• WRITTEN PROBLEM: Search the listing below for the string "ausgewählten" and copy every line where it occurs.

(Figure content listings)
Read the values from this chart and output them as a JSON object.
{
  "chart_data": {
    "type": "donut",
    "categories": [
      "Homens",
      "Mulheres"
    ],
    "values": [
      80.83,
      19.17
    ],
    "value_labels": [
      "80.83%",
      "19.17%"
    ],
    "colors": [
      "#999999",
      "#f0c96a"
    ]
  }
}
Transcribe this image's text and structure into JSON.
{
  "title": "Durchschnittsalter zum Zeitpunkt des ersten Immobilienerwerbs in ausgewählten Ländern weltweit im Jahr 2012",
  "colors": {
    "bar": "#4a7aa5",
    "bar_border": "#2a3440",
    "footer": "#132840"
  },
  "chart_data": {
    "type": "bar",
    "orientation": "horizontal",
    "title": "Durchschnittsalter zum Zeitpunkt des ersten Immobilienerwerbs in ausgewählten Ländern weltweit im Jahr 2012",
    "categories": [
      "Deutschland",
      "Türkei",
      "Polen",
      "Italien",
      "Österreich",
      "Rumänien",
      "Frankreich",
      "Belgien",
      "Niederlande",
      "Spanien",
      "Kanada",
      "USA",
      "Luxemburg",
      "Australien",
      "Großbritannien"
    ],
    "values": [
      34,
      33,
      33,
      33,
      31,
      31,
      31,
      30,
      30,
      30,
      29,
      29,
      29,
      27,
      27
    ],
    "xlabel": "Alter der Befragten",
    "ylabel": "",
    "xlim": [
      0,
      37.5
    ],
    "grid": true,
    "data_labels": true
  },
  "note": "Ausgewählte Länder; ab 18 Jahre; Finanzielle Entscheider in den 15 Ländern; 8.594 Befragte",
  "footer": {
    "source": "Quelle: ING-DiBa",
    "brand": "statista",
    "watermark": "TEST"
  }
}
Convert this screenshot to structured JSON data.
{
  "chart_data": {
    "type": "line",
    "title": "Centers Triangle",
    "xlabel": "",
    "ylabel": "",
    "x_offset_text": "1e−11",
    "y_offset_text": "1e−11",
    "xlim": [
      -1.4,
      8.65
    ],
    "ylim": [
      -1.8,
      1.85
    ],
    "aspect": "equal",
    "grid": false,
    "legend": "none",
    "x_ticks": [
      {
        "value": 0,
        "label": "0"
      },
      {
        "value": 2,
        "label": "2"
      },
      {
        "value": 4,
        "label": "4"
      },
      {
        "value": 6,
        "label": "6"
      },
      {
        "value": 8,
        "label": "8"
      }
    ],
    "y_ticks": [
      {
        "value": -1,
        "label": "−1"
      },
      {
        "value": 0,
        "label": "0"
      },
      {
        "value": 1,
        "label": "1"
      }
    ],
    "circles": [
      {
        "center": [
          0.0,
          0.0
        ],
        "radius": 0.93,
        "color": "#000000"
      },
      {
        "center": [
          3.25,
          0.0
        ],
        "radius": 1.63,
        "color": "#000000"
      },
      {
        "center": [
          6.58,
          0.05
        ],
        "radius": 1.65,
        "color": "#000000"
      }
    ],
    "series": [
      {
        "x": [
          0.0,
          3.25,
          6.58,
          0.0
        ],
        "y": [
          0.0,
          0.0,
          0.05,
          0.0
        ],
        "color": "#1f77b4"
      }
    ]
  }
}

• EXERCISE RESPONSE:
  "title": "Durchschnittsalter zum Zeitpunkt des ersten Immobilienerwerbs in ausgewählten Ländern weltweit im Jahr 2012",
    "title": "Durchschnittsalter zum Zeitpunkt des ersten Immobilienerwerbs in ausgewählten Ländern weltweit im Jahr 2012",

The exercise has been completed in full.